Task details: Look for the string "ETHUSDT" in the lines and copy each line that has it.

※

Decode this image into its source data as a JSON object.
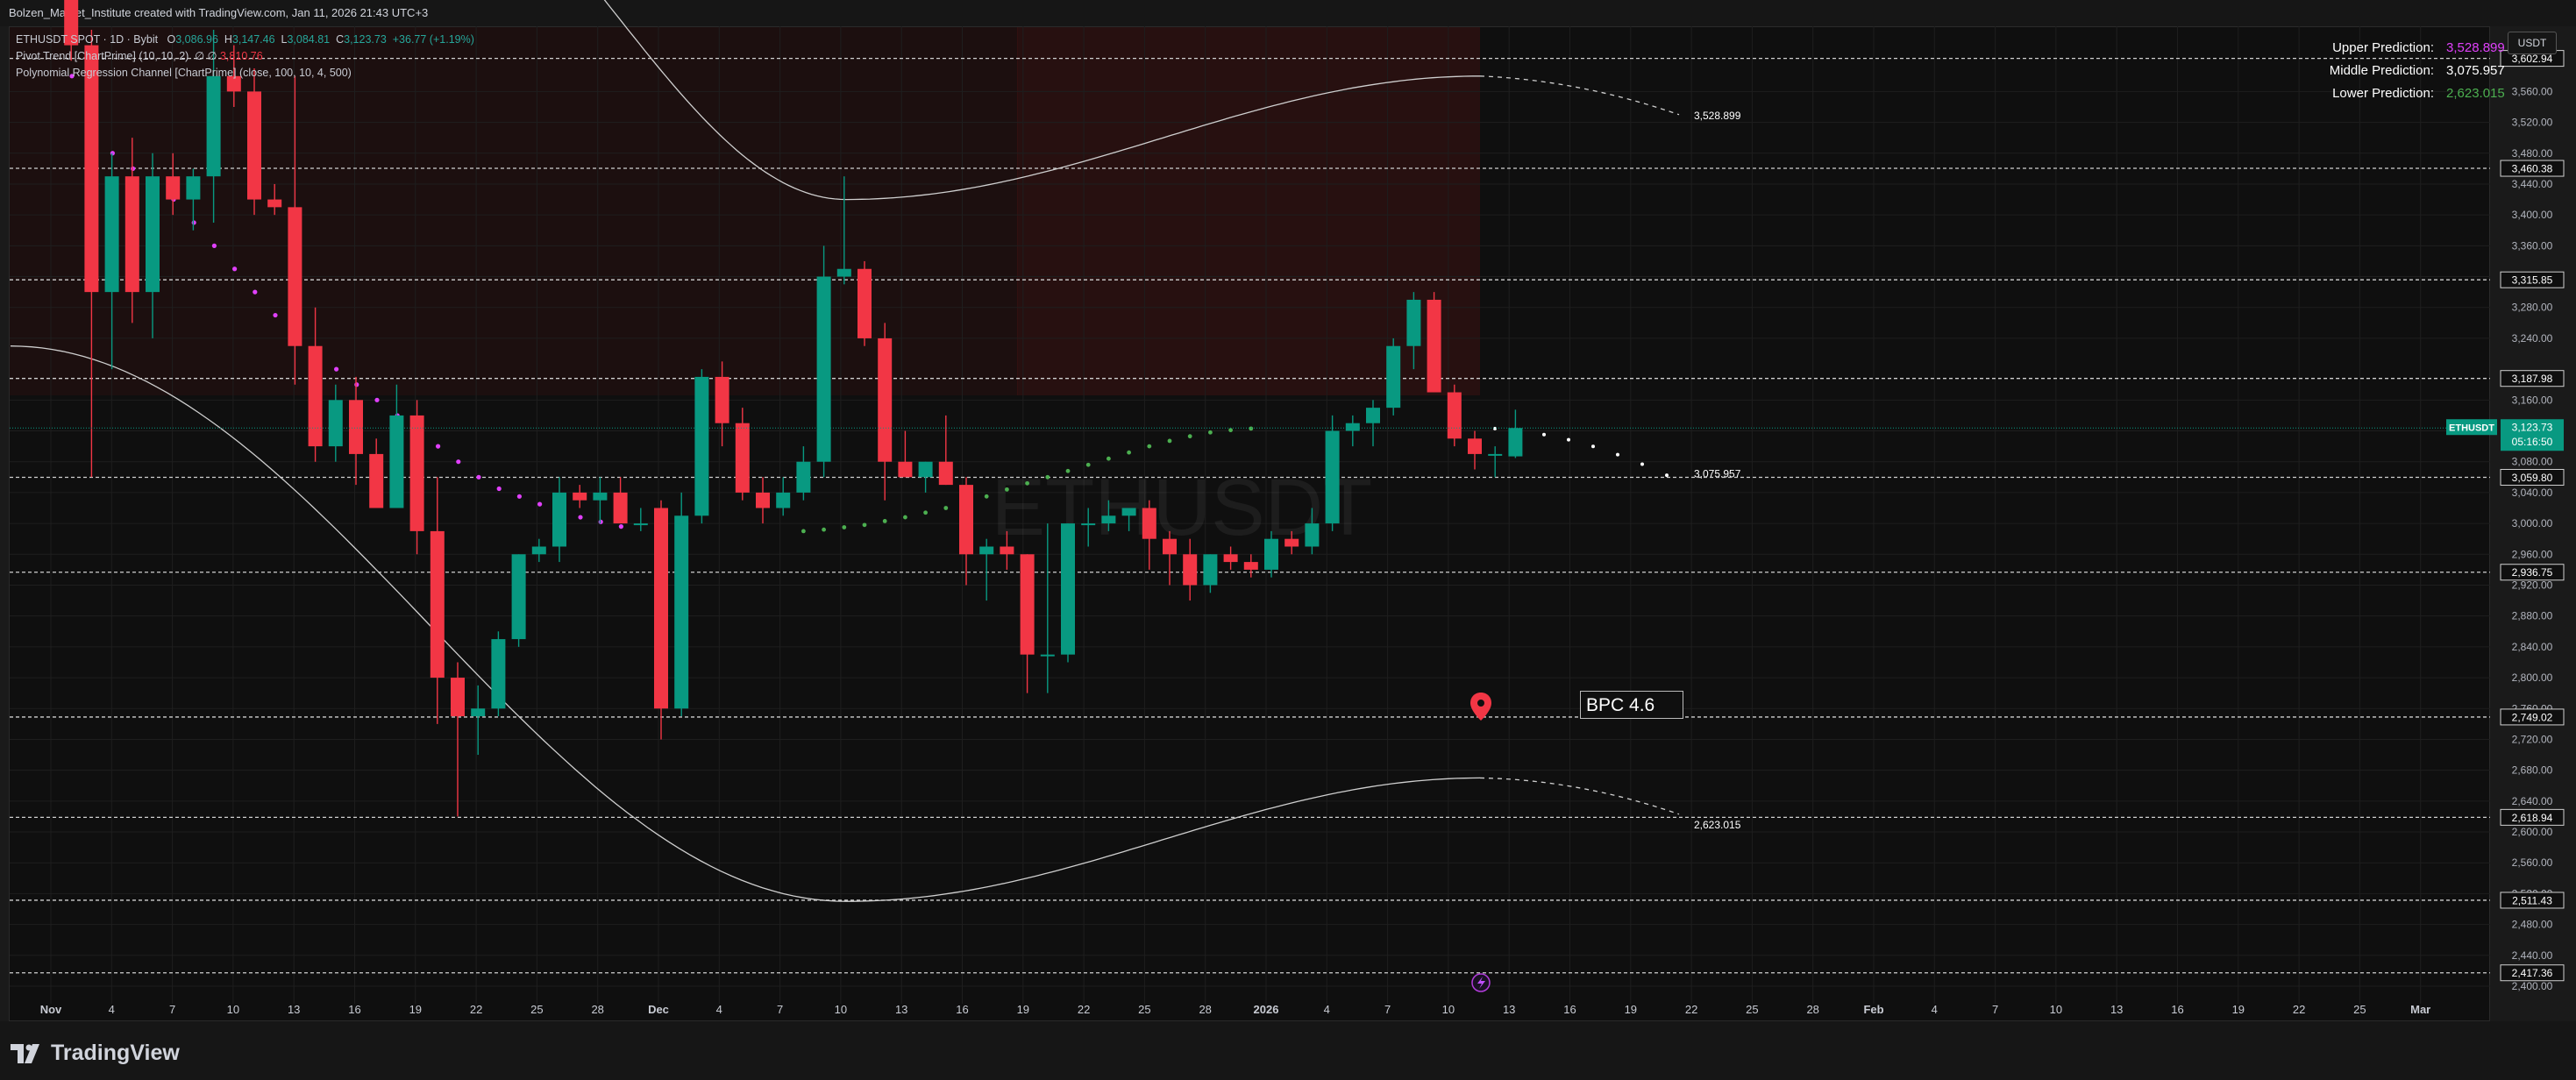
{
  "header": {
    "attribution": "Bolzen_Market_Institute created with TradingView.com, Jan 11, 2026 21:43 UTC+3"
  },
  "legend": {
    "symbol": "ETHUSDT SPOT · 1D · Bybit",
    "o_label": "O",
    "o_value": "3,086.96",
    "h_label": "H",
    "h_value": "3,147.46",
    "l_label": "L",
    "l_value": "3,084.81",
    "c_label": "C",
    "c_value": "3,123.73",
    "change": "+36.77 (+1.19%)",
    "pivot_trend": "Pivot Trend [ChartPrime] (10, 10, 2)",
    "pivot_value": "3,810.76",
    "poly_channel": "Polynomial Regression Channel [ChartPrime] (close, 100, 10, 4, 500)"
  },
  "predictions": {
    "upper_label": "Upper Prediction:",
    "upper_value": "3,528.899",
    "middle_label": "Middle Prediction:",
    "middle_value": "3,075.957",
    "lower_label": "Lower Prediction:",
    "lower_value": "2,623.015"
  },
  "currency_button": "USDT",
  "watermark": "ETHUSDT",
  "annotation": "BPC 4.6",
  "logo_text": "TradingView",
  "colors": {
    "bull": "#089981",
    "bear": "#f23645",
    "grid": "#1e1e1e",
    "pivot_bear": "#e040fb",
    "pivot_bull": "#4caf50",
    "channel": "#cfcfcf"
  },
  "chart_data": {
    "type": "candlestick",
    "symbol": "ETHUSDT",
    "timeframe": "1D",
    "x_axis_ticks": [
      "Nov",
      "4",
      "7",
      "10",
      "13",
      "16",
      "19",
      "22",
      "25",
      "28",
      "Dec",
      "4",
      "7",
      "10",
      "13",
      "16",
      "19",
      "22",
      "25",
      "28",
      "2026",
      "4",
      "7",
      "10",
      "13",
      "16",
      "19",
      "22",
      "25",
      "28",
      "Feb",
      "4",
      "7",
      "10",
      "13",
      "16",
      "19",
      "22",
      "25",
      "Mar"
    ],
    "y_axis_ticks": [
      "3,560.00",
      "3,520.00",
      "3,480.00",
      "3,440.00",
      "3,400.00",
      "3,360.00",
      "3,320.00",
      "3,280.00",
      "3,240.00",
      "3,160.00",
      "3,120.00",
      "3,080.00",
      "3,040.00",
      "3,000.00",
      "2,960.00",
      "2,920.00",
      "2,880.00",
      "2,840.00",
      "2,800.00",
      "2,760.00",
      "2,720.00",
      "2,680.00",
      "2,640.00",
      "2,600.00",
      "2,560.00",
      "2,520.00",
      "2,480.00",
      "2,440.00",
      "2,400.00"
    ],
    "ylim": [
      2400,
      3640
    ],
    "dates": [
      "Nov 1",
      "Nov 2",
      "Nov 3",
      "Nov 4",
      "Nov 5",
      "Nov 6",
      "Nov 7",
      "Nov 8",
      "Nov 9",
      "Nov 10",
      "Nov 11",
      "Nov 12",
      "Nov 13",
      "Nov 14",
      "Nov 15",
      "Nov 16",
      "Nov 17",
      "Nov 18",
      "Nov 19",
      "Nov 20",
      "Nov 21",
      "Nov 22",
      "Nov 23",
      "Nov 24",
      "Nov 25",
      "Nov 26",
      "Nov 27",
      "Nov 28",
      "Nov 29",
      "Nov 30",
      "Dec 1",
      "Dec 2",
      "Dec 3",
      "Dec 4",
      "Dec 5",
      "Dec 6",
      "Dec 7",
      "Dec 8",
      "Dec 9",
      "Dec 10",
      "Dec 11",
      "Dec 12",
      "Dec 13",
      "Dec 14",
      "Dec 15",
      "Dec 16",
      "Dec 17",
      "Dec 18",
      "Dec 19",
      "Dec 20",
      "Dec 21",
      "Dec 22",
      "Dec 23",
      "Dec 24",
      "Dec 25",
      "Dec 26",
      "Dec 27",
      "Dec 28",
      "Dec 29",
      "Dec 30",
      "Dec 31",
      "Jan 1",
      "Jan 2",
      "Jan 3",
      "Jan 4",
      "Jan 5",
      "Jan 6",
      "Jan 7",
      "Jan 8",
      "Jan 9",
      "Jan 10",
      "Jan 11"
    ],
    "ohlc": [
      [
        3860,
        3880,
        3810,
        3840
      ],
      [
        3840,
        3850,
        3600,
        3620
      ],
      [
        3620,
        3640,
        3060,
        3300
      ],
      [
        3300,
        3480,
        3200,
        3450
      ],
      [
        3450,
        3500,
        3260,
        3300
      ],
      [
        3300,
        3480,
        3240,
        3450
      ],
      [
        3450,
        3480,
        3400,
        3420
      ],
      [
        3420,
        3460,
        3380,
        3450
      ],
      [
        3450,
        3640,
        3390,
        3580
      ],
      [
        3580,
        3620,
        3540,
        3560
      ],
      [
        3560,
        3590,
        3400,
        3420
      ],
      [
        3420,
        3440,
        3400,
        3410
      ],
      [
        3410,
        3580,
        3180,
        3230
      ],
      [
        3230,
        3280,
        3080,
        3100
      ],
      [
        3100,
        3180,
        3080,
        3160
      ],
      [
        3160,
        3190,
        3050,
        3090
      ],
      [
        3090,
        3110,
        3030,
        3020
      ],
      [
        3020,
        3180,
        3030,
        3140
      ],
      [
        3140,
        3160,
        2960,
        2990
      ],
      [
        2990,
        3060,
        2740,
        2800
      ],
      [
        2800,
        2820,
        2620,
        2750
      ],
      [
        2750,
        2790,
        2700,
        2760
      ],
      [
        2760,
        2860,
        2750,
        2850
      ],
      [
        2850,
        2960,
        2840,
        2960
      ],
      [
        2960,
        2980,
        2950,
        2970
      ],
      [
        2970,
        3060,
        2950,
        3040
      ],
      [
        3040,
        3050,
        3020,
        3030
      ],
      [
        3030,
        3060,
        3000,
        3040
      ],
      [
        3040,
        3060,
        3000,
        3000
      ],
      [
        3000,
        3020,
        2990,
        3000
      ],
      [
        3020,
        3030,
        2720,
        2760
      ],
      [
        2760,
        3040,
        2750,
        3010
      ],
      [
        3010,
        3200,
        3000,
        3190
      ],
      [
        3190,
        3210,
        3100,
        3130
      ],
      [
        3130,
        3150,
        3030,
        3040
      ],
      [
        3040,
        3060,
        3000,
        3020
      ],
      [
        3020,
        3060,
        3010,
        3040
      ],
      [
        3040,
        3100,
        3030,
        3080
      ],
      [
        3080,
        3360,
        3060,
        3320
      ],
      [
        3320,
        3450,
        3310,
        3330
      ],
      [
        3330,
        3340,
        3230,
        3240
      ],
      [
        3240,
        3260,
        3030,
        3080
      ],
      [
        3080,
        3120,
        3060,
        3060
      ],
      [
        3060,
        3080,
        3040,
        3080
      ],
      [
        3080,
        3140,
        3050,
        3050
      ],
      [
        3050,
        3060,
        2920,
        2960
      ],
      [
        2960,
        2980,
        2900,
        2970
      ],
      [
        2970,
        2990,
        2940,
        2960
      ],
      [
        2960,
        2960,
        2780,
        2830
      ],
      [
        2830,
        3000,
        2780,
        2830
      ],
      [
        2830,
        3000,
        2820,
        3000
      ],
      [
        3000,
        3020,
        2970,
        3000
      ],
      [
        3000,
        3030,
        2990,
        3010
      ],
      [
        3010,
        3020,
        2990,
        3020
      ],
      [
        3020,
        3030,
        2940,
        2980
      ],
      [
        2980,
        2990,
        2920,
        2960
      ],
      [
        2960,
        2980,
        2900,
        2920
      ],
      [
        2920,
        2960,
        2910,
        2960
      ],
      [
        2960,
        2970,
        2940,
        2950
      ],
      [
        2950,
        2960,
        2930,
        2940
      ],
      [
        2940,
        2990,
        2930,
        2980
      ],
      [
        2980,
        2990,
        2960,
        2970
      ],
      [
        2970,
        3020,
        2960,
        3000
      ],
      [
        3000,
        3140,
        2990,
        3120
      ],
      [
        3120,
        3140,
        3100,
        3130
      ],
      [
        3130,
        3160,
        3100,
        3150
      ],
      [
        3150,
        3240,
        3140,
        3230
      ],
      [
        3230,
        3300,
        3200,
        3290
      ],
      [
        3290,
        3300,
        3170,
        3170
      ],
      [
        3170,
        3180,
        3100,
        3110
      ],
      [
        3110,
        3120,
        3070,
        3090
      ],
      [
        3090,
        3100,
        3060,
        3090
      ],
      [
        3086.96,
        3147.46,
        3084.81,
        3123.73
      ]
    ],
    "pivot_trend": {
      "name": "Pivot Trend",
      "bear_values": [
        3580,
        3520,
        3480,
        3460,
        3440,
        3420,
        3390,
        3360,
        3330,
        3300,
        3270,
        3240,
        3220,
        3200,
        3180,
        3160,
        3140,
        3120,
        3100,
        3080,
        3060,
        3045,
        3035,
        3025,
        3015,
        3008,
        3002,
        2996
      ],
      "bull_values": [
        2990,
        2992,
        2995,
        2998,
        3003,
        3008,
        3014,
        3020,
        3027,
        3035,
        3044,
        3052,
        3060,
        3068,
        3076,
        3084,
        3092,
        3100,
        3107,
        3113,
        3118,
        3121,
        3123
      ]
    },
    "regression_channel": {
      "name": "Polynomial Regression Channel",
      "upper_prediction": 3528.899,
      "middle_prediction": 3075.957,
      "lower_prediction": 2623.015
    },
    "price_levels": [
      {
        "value": "3,602.94"
      },
      {
        "value": "3,460.38"
      },
      {
        "value": "3,315.85"
      },
      {
        "value": "3,187.98"
      },
      {
        "value": "3,059.80"
      },
      {
        "value": "2,936.75"
      },
      {
        "value": "2,749.02"
      },
      {
        "value": "2,618.94"
      },
      {
        "value": "2,511.43"
      },
      {
        "value": "2,417.36"
      }
    ],
    "last_price": {
      "label": "ETHUSDT",
      "value": "3,123.73",
      "countdown": "05:16:50"
    },
    "prediction_labels": {
      "upper": "3,528.899",
      "middle": "3,075.957",
      "lower": "2,623.015"
    }
  }
}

※

Full answer:
    "symbol": "ETHUSDT SPOT · 1D · Bybit",
  "watermark": "ETHUSDT",
    "symbol": "ETHUSDT",
      "label": "ETHUSDT",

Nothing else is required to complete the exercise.